DATA PROVIDED start

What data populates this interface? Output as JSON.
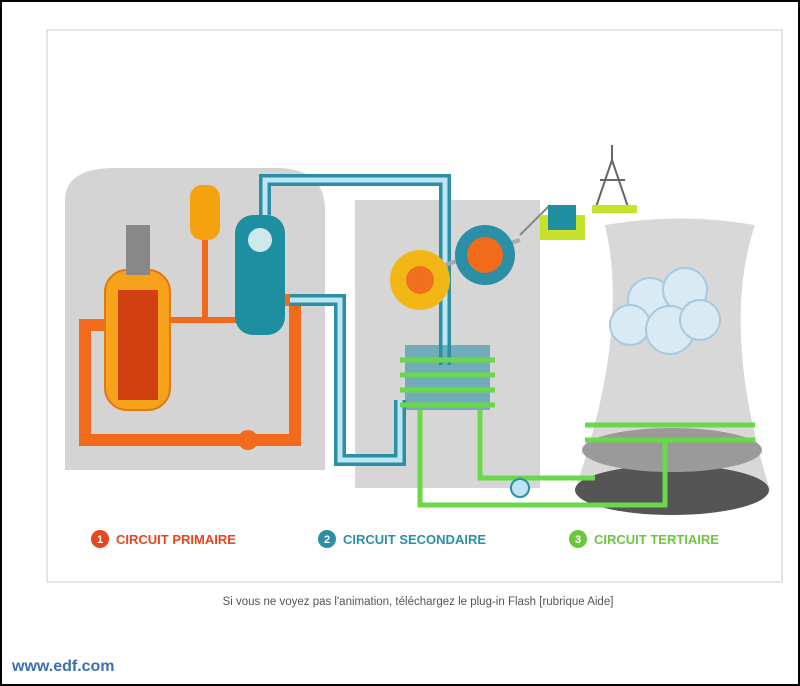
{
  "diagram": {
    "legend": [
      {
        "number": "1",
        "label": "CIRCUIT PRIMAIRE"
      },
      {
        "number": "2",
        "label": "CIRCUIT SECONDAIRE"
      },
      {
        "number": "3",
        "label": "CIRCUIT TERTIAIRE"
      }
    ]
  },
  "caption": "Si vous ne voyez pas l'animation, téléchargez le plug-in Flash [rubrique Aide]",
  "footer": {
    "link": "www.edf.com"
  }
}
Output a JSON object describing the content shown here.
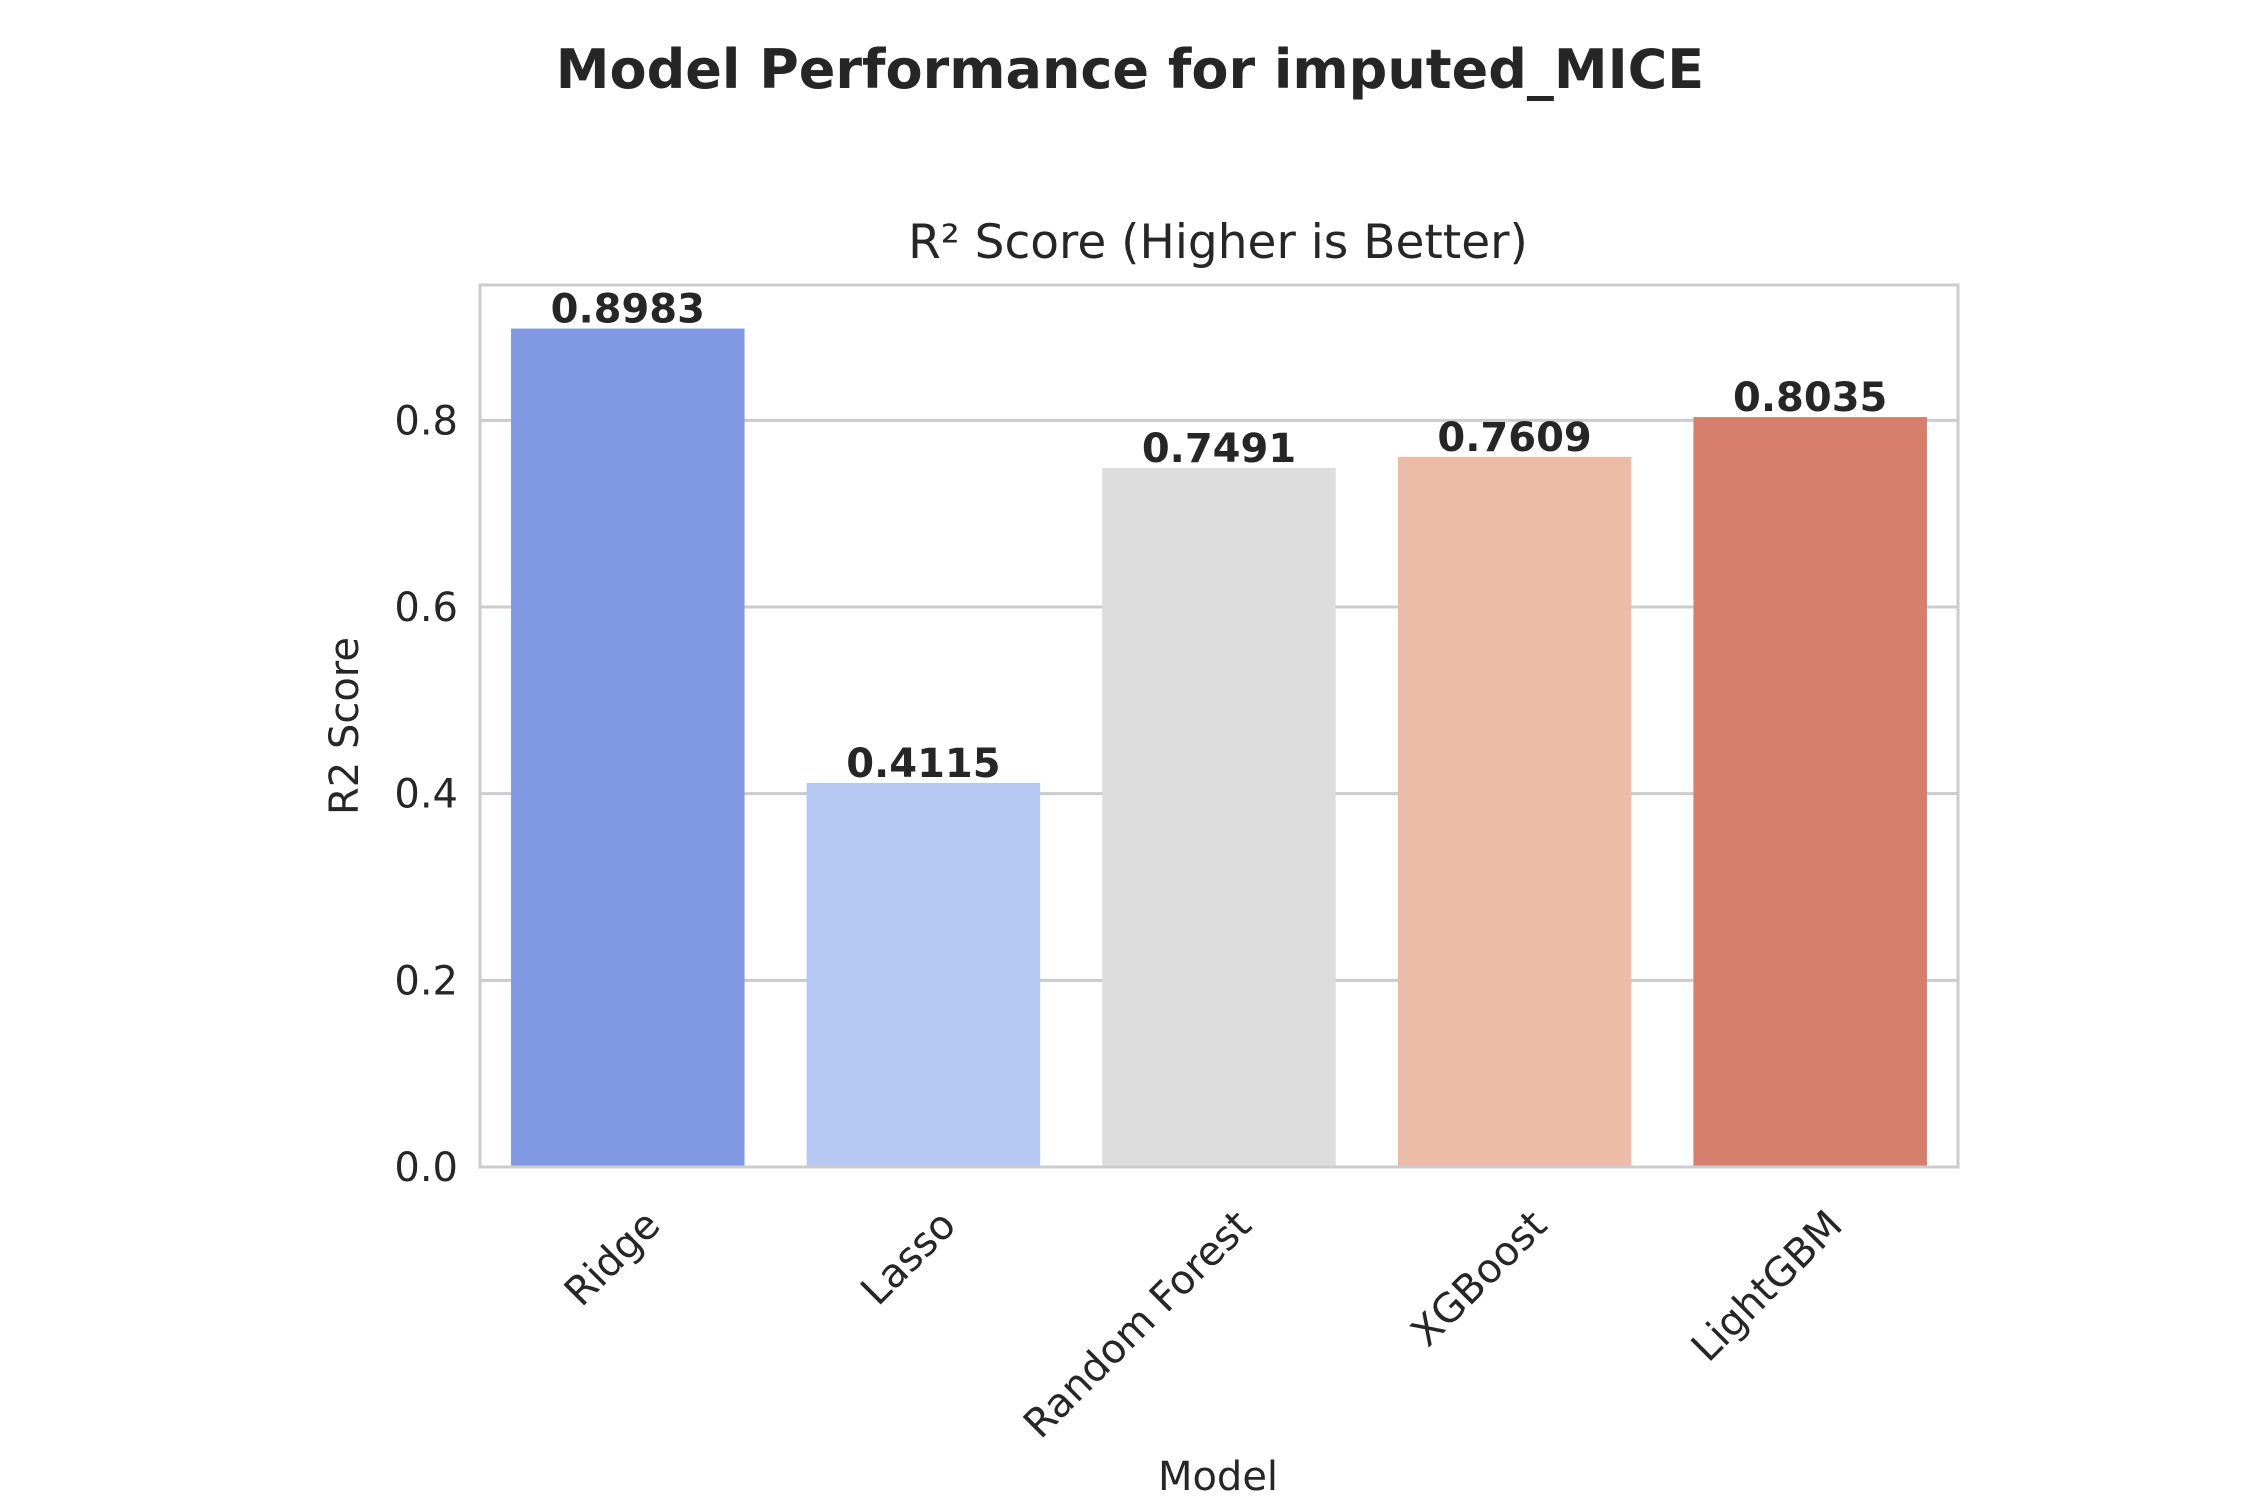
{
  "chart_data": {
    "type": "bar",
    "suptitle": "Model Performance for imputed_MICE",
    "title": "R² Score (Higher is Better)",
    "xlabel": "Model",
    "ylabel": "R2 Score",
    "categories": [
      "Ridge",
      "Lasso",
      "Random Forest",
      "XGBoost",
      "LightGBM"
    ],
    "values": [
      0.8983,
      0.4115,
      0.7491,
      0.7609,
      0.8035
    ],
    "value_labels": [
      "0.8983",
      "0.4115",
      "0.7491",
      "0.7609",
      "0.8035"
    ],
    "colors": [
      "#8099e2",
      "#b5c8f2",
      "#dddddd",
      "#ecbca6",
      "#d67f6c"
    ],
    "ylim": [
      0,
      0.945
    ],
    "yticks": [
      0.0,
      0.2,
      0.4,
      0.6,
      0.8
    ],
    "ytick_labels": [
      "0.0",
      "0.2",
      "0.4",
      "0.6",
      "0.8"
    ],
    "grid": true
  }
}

DATA PROVIDED end

[WHAT IS BEING ASKED]
Transcribe the material as is, with images omitted.

[RESULT FOR THIS TASK]
What data populates this interface? Output as JSON.
{
  "diagram": {
    "legend": [
      {
        "number": "1",
        "label": "CIRCUIT PRIMAIRE"
      },
      {
        "number": "2",
        "label": "CIRCUIT SECONDAIRE"
      },
      {
        "number": "3",
        "label": "CIRCUIT TERTIAIRE"
      }
    ]
  },
  "caption": "Si vous ne voyez pas l'animation, téléchargez le plug-in Flash [rubrique Aide]",
  "footer": {
    "link": "www.edf.com"
  }
}
Output a JSON object describing the content shown here.
{
  "chart_data": {
    "type": "bar",
    "suptitle": "Model Performance for imputed_MICE",
    "title": "R² Score (Higher is Better)",
    "xlabel": "Model",
    "ylabel": "R2 Score",
    "categories": [
      "Ridge",
      "Lasso",
      "Random Forest",
      "XGBoost",
      "LightGBM"
    ],
    "values": [
      0.8983,
      0.4115,
      0.7491,
      0.7609,
      0.8035
    ],
    "value_labels": [
      "0.8983",
      "0.4115",
      "0.7491",
      "0.7609",
      "0.8035"
    ],
    "colors": [
      "#8099e2",
      "#b5c8f2",
      "#dddddd",
      "#ecbca6",
      "#d67f6c"
    ],
    "ylim": [
      0,
      0.945
    ],
    "yticks": [
      0.0,
      0.2,
      0.4,
      0.6,
      0.8
    ],
    "ytick_labels": [
      "0.0",
      "0.2",
      "0.4",
      "0.6",
      "0.8"
    ],
    "grid": true
  }
}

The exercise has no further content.